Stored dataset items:
— Start —

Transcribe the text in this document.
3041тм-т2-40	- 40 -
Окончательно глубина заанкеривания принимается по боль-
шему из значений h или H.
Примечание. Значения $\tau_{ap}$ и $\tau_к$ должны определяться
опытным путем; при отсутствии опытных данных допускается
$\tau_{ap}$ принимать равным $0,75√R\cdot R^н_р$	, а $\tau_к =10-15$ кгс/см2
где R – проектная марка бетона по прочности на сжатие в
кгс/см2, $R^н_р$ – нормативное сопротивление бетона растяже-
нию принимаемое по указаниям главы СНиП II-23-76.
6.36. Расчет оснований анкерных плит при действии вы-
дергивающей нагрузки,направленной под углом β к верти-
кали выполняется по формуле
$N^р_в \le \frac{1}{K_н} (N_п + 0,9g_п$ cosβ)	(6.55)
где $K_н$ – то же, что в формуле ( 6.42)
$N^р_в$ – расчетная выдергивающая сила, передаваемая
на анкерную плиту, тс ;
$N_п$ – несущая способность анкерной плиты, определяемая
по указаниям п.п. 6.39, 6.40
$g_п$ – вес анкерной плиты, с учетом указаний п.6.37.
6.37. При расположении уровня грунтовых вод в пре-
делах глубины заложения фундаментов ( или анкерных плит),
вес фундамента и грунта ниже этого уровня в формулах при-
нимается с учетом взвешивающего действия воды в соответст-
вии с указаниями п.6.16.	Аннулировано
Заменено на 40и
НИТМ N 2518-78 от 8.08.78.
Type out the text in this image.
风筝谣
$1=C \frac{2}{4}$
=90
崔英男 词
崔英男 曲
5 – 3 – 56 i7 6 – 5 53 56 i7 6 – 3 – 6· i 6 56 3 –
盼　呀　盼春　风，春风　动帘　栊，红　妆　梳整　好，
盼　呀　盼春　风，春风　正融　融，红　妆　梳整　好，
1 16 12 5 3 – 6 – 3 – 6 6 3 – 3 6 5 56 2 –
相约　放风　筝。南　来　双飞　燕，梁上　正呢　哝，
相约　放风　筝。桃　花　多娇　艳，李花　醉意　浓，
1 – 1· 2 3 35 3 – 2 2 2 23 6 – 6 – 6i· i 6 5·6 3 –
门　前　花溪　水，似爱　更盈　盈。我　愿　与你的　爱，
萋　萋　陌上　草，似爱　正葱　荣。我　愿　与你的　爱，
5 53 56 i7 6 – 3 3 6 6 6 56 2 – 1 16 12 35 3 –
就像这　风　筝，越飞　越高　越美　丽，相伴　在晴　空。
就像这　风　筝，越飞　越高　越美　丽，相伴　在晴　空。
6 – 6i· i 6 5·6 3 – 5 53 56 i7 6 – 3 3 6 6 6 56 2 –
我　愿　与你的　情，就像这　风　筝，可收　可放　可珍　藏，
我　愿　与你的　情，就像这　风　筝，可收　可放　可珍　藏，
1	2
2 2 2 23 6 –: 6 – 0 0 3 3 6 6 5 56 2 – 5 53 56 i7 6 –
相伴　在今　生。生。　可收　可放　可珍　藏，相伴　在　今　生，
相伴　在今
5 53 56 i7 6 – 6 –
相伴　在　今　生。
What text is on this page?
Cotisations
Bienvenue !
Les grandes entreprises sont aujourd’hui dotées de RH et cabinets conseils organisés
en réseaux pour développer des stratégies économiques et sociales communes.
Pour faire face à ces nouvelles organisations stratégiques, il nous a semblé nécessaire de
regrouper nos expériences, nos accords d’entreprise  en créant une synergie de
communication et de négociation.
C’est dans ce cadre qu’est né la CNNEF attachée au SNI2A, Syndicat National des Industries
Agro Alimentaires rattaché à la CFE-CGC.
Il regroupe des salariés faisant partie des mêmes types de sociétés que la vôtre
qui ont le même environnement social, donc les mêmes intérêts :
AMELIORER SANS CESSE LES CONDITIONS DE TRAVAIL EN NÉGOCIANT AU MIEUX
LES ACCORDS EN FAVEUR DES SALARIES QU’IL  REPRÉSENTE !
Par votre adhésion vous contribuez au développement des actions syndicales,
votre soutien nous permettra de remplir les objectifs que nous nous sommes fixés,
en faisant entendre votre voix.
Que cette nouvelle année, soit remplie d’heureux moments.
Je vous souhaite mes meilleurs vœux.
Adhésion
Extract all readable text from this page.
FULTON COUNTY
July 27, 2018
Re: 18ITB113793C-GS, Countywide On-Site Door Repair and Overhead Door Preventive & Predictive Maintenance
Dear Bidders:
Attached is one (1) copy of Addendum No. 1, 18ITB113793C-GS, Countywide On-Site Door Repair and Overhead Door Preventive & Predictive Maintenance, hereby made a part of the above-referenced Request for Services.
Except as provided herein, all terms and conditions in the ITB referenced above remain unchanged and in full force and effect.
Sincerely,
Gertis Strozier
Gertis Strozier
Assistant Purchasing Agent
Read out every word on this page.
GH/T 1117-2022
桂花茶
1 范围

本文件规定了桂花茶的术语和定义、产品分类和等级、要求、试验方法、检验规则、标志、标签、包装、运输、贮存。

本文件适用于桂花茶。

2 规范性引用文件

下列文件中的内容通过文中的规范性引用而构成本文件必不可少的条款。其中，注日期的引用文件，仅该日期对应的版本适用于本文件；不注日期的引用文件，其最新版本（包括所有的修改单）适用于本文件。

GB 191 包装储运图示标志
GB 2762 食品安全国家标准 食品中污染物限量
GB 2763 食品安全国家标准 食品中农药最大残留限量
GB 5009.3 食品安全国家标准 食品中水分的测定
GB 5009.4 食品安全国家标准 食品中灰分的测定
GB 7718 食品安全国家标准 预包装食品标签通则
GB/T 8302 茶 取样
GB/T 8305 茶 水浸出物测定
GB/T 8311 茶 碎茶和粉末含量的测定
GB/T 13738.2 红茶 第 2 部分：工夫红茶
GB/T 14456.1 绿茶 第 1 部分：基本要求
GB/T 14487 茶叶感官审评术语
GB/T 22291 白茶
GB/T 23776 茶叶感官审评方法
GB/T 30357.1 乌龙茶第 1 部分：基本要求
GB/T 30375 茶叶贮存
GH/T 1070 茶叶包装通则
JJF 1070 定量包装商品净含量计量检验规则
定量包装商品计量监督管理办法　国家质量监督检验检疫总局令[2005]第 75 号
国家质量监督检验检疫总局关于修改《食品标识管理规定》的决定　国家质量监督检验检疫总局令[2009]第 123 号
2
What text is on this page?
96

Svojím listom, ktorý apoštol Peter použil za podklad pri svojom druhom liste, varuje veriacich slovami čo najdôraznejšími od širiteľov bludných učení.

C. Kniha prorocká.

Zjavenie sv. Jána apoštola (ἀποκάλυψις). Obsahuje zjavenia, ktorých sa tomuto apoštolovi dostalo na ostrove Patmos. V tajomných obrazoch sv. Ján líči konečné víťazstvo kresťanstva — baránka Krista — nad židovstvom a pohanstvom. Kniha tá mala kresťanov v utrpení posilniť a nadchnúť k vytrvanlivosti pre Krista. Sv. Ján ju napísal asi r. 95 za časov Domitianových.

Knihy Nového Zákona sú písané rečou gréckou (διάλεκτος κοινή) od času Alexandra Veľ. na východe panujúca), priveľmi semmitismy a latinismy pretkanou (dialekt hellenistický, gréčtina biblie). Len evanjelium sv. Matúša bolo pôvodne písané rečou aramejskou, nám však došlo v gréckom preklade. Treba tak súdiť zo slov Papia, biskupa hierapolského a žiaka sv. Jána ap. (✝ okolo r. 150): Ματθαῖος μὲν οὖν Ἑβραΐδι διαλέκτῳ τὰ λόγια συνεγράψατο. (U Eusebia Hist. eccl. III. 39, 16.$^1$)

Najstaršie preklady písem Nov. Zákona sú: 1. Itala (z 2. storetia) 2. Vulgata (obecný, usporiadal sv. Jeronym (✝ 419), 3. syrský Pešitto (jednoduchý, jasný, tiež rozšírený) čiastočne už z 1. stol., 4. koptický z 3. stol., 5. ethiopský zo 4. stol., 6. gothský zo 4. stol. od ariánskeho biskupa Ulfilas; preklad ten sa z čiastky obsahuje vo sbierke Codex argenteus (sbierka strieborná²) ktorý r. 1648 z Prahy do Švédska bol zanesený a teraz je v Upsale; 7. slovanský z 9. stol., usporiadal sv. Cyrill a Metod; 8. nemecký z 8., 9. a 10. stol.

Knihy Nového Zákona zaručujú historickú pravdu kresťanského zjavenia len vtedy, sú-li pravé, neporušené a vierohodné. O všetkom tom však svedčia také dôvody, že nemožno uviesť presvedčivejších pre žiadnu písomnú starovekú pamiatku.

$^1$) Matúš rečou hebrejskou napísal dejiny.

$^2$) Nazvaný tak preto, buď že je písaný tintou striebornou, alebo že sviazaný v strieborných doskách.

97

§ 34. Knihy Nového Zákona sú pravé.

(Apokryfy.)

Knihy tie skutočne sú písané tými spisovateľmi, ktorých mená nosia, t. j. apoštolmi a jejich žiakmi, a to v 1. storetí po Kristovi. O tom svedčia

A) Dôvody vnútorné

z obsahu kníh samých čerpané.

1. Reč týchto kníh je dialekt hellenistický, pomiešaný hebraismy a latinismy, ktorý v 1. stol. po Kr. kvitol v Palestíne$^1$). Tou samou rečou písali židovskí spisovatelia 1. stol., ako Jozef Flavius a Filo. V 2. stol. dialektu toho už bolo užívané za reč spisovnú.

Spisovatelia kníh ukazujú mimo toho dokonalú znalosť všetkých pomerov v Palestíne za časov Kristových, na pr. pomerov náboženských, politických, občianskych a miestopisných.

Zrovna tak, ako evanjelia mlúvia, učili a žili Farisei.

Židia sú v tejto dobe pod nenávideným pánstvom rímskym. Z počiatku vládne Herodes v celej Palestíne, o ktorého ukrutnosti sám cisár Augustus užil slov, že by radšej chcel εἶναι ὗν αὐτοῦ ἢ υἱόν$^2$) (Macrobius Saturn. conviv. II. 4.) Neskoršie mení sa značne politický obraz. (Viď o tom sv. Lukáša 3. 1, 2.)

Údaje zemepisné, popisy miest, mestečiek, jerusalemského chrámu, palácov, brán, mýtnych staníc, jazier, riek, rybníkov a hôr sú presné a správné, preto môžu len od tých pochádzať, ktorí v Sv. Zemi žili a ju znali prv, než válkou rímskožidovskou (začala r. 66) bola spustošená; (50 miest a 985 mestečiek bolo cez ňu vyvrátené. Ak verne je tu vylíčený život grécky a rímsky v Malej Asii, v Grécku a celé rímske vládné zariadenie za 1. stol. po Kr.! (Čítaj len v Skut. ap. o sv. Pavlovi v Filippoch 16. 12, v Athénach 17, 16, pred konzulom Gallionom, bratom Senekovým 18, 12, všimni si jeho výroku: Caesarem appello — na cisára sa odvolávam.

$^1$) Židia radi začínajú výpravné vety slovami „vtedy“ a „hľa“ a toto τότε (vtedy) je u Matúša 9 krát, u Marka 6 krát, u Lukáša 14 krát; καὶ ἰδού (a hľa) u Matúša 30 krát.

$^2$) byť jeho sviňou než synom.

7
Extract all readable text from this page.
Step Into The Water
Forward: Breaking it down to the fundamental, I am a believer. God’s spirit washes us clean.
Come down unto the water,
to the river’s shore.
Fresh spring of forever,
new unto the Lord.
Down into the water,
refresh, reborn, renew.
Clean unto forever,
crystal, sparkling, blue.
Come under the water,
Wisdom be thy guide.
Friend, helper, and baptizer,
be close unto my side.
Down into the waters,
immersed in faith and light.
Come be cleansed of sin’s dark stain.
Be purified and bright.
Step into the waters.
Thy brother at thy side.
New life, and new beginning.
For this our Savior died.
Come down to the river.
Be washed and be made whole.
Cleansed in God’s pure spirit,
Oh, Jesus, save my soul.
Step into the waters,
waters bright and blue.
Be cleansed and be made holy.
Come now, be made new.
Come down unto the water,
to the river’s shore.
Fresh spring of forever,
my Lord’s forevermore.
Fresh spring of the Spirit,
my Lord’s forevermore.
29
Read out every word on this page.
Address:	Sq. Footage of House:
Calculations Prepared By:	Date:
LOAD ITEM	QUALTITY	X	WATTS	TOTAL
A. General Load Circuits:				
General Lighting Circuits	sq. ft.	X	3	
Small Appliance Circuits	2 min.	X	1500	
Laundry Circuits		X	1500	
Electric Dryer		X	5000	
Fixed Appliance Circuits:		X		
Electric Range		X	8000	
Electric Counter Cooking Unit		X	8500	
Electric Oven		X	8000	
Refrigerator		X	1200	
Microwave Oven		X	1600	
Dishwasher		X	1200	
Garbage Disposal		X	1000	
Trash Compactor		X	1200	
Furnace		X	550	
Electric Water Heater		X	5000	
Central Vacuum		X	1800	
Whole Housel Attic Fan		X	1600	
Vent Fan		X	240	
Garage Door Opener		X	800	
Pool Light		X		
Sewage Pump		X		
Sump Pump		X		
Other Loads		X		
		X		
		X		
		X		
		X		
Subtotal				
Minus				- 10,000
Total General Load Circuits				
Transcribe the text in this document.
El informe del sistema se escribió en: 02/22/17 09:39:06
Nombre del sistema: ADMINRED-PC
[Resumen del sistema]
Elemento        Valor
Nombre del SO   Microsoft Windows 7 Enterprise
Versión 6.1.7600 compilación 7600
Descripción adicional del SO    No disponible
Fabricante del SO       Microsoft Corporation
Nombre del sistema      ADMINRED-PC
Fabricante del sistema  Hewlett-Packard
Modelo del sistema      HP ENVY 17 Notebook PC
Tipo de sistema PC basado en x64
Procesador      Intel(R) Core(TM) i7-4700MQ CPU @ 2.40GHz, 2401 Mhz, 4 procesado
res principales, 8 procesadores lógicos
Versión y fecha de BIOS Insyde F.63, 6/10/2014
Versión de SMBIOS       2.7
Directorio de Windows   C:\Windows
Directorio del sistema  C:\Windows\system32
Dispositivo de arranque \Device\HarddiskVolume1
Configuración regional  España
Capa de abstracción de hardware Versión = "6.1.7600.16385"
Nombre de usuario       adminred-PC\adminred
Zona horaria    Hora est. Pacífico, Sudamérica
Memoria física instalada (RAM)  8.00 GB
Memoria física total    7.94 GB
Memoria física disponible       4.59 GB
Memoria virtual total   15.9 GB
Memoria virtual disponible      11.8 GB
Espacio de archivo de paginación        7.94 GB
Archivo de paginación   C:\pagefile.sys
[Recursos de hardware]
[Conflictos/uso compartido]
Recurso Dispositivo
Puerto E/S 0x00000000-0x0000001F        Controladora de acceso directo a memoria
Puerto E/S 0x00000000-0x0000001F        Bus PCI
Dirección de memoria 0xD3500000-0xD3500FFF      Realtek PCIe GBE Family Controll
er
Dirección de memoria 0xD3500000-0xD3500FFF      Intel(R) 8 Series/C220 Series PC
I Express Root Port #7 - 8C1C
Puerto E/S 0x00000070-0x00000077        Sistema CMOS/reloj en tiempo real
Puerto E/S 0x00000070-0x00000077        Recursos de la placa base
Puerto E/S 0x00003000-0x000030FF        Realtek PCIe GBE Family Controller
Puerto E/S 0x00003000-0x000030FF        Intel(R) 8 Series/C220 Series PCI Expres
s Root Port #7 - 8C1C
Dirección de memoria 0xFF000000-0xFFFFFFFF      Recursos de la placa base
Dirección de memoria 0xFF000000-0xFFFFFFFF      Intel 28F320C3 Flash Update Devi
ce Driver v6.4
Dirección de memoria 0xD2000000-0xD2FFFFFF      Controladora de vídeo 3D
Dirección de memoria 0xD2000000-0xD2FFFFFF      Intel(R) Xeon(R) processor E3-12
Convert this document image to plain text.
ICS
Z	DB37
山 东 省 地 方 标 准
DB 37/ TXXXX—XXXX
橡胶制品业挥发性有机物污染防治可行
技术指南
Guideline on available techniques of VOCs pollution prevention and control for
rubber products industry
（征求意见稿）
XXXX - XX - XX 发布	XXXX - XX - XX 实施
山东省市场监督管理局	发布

— End —

Out of the material above, gather each line where "Realtek" appears.

Completed task:
Dirección de memoria 0xD3500000-0xD3500FFF      Realtek PCIe GBE Family Controll
Puerto E/S 0x00003000-0x000030FF        Realtek PCIe GBE Family Controller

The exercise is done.